Examine the records and identify each line that includes the string "more". Copy those lines.

··· Records shown ···

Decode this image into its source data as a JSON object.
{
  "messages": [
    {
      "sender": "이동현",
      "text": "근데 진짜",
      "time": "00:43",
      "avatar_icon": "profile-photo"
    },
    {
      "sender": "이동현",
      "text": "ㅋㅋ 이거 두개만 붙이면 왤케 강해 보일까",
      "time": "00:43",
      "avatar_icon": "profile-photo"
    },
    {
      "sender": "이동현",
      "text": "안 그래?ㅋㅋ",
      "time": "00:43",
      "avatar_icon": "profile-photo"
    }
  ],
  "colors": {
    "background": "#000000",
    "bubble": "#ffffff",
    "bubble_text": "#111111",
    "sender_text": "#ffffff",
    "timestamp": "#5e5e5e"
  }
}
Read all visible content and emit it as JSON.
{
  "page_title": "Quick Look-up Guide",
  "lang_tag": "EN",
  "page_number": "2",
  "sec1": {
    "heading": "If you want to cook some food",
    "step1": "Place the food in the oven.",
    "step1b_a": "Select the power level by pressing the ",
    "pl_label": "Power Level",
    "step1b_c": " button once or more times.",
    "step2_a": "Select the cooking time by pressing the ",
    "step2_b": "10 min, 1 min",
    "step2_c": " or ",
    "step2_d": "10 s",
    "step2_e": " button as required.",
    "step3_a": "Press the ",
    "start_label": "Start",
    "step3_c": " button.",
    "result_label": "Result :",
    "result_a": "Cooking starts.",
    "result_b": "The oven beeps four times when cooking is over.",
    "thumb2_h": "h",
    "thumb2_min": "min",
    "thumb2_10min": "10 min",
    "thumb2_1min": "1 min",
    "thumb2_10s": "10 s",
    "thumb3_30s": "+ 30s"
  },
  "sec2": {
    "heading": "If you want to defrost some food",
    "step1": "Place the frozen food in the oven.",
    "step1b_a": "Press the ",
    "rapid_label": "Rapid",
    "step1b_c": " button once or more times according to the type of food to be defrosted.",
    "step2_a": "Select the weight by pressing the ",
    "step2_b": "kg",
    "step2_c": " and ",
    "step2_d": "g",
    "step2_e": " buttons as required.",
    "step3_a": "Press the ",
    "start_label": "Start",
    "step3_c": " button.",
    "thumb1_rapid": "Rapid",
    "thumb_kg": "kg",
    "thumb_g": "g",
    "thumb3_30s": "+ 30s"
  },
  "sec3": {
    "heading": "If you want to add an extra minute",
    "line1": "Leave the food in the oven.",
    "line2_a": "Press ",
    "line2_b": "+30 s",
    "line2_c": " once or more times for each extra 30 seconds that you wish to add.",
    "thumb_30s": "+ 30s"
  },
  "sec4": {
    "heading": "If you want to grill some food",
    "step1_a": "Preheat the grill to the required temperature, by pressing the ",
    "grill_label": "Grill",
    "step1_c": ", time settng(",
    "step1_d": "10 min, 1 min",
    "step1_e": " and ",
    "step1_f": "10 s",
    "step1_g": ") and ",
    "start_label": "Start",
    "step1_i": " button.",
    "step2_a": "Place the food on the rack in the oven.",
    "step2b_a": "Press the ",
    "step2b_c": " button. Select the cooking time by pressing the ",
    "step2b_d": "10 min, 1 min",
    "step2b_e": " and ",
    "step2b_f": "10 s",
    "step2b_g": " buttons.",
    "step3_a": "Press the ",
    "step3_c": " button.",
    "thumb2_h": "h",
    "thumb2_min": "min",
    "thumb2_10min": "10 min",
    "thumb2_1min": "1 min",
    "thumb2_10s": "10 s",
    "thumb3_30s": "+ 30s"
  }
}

···

## Exercise solution
    "step1b_c": " button once or more times.",
    "step1b_c": " button once or more times according to the type of food to be defrosted.",
    "line2_c": " once or more times for each extra 30 seconds that you wish to add.",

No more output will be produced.